[start]

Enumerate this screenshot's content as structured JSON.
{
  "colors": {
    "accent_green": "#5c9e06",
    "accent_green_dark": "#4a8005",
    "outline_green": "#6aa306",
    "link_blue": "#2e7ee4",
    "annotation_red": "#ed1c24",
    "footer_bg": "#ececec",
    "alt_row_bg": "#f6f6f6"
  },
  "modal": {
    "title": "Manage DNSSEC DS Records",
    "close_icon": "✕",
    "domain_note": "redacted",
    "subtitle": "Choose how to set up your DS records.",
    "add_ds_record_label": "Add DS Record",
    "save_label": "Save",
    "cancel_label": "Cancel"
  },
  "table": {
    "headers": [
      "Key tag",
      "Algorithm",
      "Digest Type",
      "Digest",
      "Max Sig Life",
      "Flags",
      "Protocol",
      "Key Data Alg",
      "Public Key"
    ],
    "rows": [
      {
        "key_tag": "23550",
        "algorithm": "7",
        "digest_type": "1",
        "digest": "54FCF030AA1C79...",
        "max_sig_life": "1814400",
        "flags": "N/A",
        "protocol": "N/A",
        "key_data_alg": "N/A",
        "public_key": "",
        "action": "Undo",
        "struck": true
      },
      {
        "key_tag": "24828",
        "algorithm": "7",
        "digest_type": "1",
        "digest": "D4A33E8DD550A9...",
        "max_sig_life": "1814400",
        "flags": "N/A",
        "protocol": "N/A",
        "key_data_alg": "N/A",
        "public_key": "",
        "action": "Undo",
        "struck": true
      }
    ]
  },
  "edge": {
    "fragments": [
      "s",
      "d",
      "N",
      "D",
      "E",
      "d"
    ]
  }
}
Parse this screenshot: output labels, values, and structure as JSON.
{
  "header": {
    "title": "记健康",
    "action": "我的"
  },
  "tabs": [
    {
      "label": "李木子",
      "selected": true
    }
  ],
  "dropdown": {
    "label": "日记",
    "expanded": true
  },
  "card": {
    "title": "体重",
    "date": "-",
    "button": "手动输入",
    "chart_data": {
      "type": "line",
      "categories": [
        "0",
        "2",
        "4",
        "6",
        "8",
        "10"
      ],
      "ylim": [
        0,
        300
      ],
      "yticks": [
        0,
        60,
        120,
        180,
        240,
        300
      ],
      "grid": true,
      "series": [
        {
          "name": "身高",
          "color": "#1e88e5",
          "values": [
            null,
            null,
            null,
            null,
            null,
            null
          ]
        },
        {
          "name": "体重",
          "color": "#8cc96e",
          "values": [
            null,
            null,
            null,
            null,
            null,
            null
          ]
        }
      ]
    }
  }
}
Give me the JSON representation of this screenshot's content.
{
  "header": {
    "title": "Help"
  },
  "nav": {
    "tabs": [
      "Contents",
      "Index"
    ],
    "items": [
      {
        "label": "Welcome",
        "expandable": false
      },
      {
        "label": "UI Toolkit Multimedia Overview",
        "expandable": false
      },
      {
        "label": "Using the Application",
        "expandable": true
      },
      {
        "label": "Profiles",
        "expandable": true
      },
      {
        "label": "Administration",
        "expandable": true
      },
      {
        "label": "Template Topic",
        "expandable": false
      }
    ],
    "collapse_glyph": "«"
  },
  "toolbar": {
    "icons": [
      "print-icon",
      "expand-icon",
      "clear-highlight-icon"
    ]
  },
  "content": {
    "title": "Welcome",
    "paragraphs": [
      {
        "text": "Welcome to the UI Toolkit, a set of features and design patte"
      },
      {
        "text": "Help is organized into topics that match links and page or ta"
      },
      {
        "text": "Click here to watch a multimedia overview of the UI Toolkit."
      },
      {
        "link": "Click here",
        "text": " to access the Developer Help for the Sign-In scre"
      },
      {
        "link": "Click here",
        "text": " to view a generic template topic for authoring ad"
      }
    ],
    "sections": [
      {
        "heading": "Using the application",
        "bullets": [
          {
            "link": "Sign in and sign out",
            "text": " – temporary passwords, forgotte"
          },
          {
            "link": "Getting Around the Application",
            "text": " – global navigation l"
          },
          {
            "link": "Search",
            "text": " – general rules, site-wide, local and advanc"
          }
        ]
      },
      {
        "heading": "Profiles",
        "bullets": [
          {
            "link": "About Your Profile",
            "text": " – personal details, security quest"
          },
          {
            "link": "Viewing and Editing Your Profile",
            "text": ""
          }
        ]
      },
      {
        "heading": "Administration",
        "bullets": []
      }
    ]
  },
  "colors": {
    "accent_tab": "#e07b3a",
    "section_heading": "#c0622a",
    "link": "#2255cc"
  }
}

[end]

• [THE EXERCISE]: Give an exact repetition of all the material.

• [WRITTEN SOLUTION]:
Enumerate this screenshot's content as structured JSON.
{
  "colors": {
    "accent_green": "#5c9e06",
    "accent_green_dark": "#4a8005",
    "outline_green": "#6aa306",
    "link_blue": "#2e7ee4",
    "annotation_red": "#ed1c24",
    "footer_bg": "#ececec",
    "alt_row_bg": "#f6f6f6"
  },
  "modal": {
    "title": "Manage DNSSEC DS Records",
    "close_icon": "✕",
    "domain_note": "redacted",
    "subtitle": "Choose how to set up your DS records.",
    "add_ds_record_label": "Add DS Record",
    "save_label": "Save",
    "cancel_label": "Cancel"
  },
  "table": {
    "headers": [
      "Key tag",
      "Algorithm",
      "Digest Type",
      "Digest",
      "Max Sig Life",
      "Flags",
      "Protocol",
      "Key Data Alg",
      "Public Key"
    ],
    "rows": [
      {
        "key_tag": "23550",
        "algorithm": "7",
        "digest_type": "1",
        "digest": "54FCF030AA1C79...",
        "max_sig_life": "1814400",
        "flags": "N/A",
        "protocol": "N/A",
        "key_data_alg": "N/A",
        "public_key": "",
        "action": "Undo",
        "struck": true
      },
      {
        "key_tag": "24828",
        "algorithm": "7",
        "digest_type": "1",
        "digest": "D4A33E8DD550A9...",
        "max_sig_life": "1814400",
        "flags": "N/A",
        "protocol": "N/A",
        "key_data_alg": "N/A",
        "public_key": "",
        "action": "Undo",
        "struck": true
      }
    ]
  },
  "edge": {
    "fragments": [
      "s",
      "d",
      "N",
      "D",
      "E",
      "d"
    ]
  }
}
Parse this screenshot: output labels, values, and structure as JSON.
{
  "header": {
    "title": "记健康",
    "action": "我的"
  },
  "tabs": [
    {
      "label": "李木子",
      "selected": true
    }
  ],
  "dropdown": {
    "label": "日记",
    "expanded": true
  },
  "card": {
    "title": "体重",
    "date": "-",
    "button": "手动输入",
    "chart_data": {
      "type": "line",
      "categories": [
        "0",
        "2",
        "4",
        "6",
        "8",
        "10"
      ],
      "ylim": [
        0,
        300
      ],
      "yticks": [
        0,
        60,
        120,
        180,
        240,
        300
      ],
      "grid": true,
      "series": [
        {
          "name": "身高",
          "color": "#1e88e5",
          "values": [
            null,
            null,
            null,
            null,
            null,
            null
          ]
        },
        {
          "name": "体重",
          "color": "#8cc96e",
          "values": [
            null,
            null,
            null,
            null,
            null,
            null
          ]
        }
      ]
    }
  }
}
Give me the JSON representation of this screenshot's content.
{
  "header": {
    "title": "Help"
  },
  "nav": {
    "tabs": [
      "Contents",
      "Index"
    ],
    "items": [
      {
        "label": "Welcome",
        "expandable": false
      },
      {
        "label": "UI Toolkit Multimedia Overview",
        "expandable": false
      },
      {
        "label": "Using the Application",
        "expandable": true
      },
      {
        "label": "Profiles",
        "expandable": true
      },
      {
        "label": "Administration",
        "expandable": true
      },
      {
        "label": "Template Topic",
        "expandable": false
      }
    ],
    "collapse_glyph": "«"
  },
  "toolbar": {
    "icons": [
      "print-icon",
      "expand-icon",
      "clear-highlight-icon"
    ]
  },
  "content": {
    "title": "Welcome",
    "paragraphs": [
      {
        "text": "Welcome to the UI Toolkit, a set of features and design patte"
      },
      {
        "text": "Help is organized into topics that match links and page or ta"
      },
      {
        "text": "Click here to watch a multimedia overview of the UI Toolkit."
      },
      {
        "link": "Click here",
        "text": " to access the Developer Help for the Sign-In scre"
      },
      {
        "link": "Click here",
        "text": " to view a generic template topic for authoring ad"
      }
    ],
    "sections": [
      {
        "heading": "Using the application",
        "bullets": [
          {
            "link": "Sign in and sign out",
            "text": " – temporary passwords, forgotte"
          },
          {
            "link": "Getting Around the Application",
            "text": " – global navigation l"
          },
          {
            "link": "Search",
            "text": " – general rules, site-wide, local and advanc"
          }
        ]
      },
      {
        "heading": "Profiles",
        "bullets": [
          {
            "link": "About Your Profile",
            "text": " – personal details, security quest"
          },
          {
            "link": "Viewing and Editing Your Profile",
            "text": ""
          }
        ]
      },
      {
        "heading": "Administration",
        "bullets": []
      }
    ]
  },
  "colors": {
    "accent_tab": "#e07b3a",
    "section_heading": "#c0622a",
    "link": "#2255cc"
  }
}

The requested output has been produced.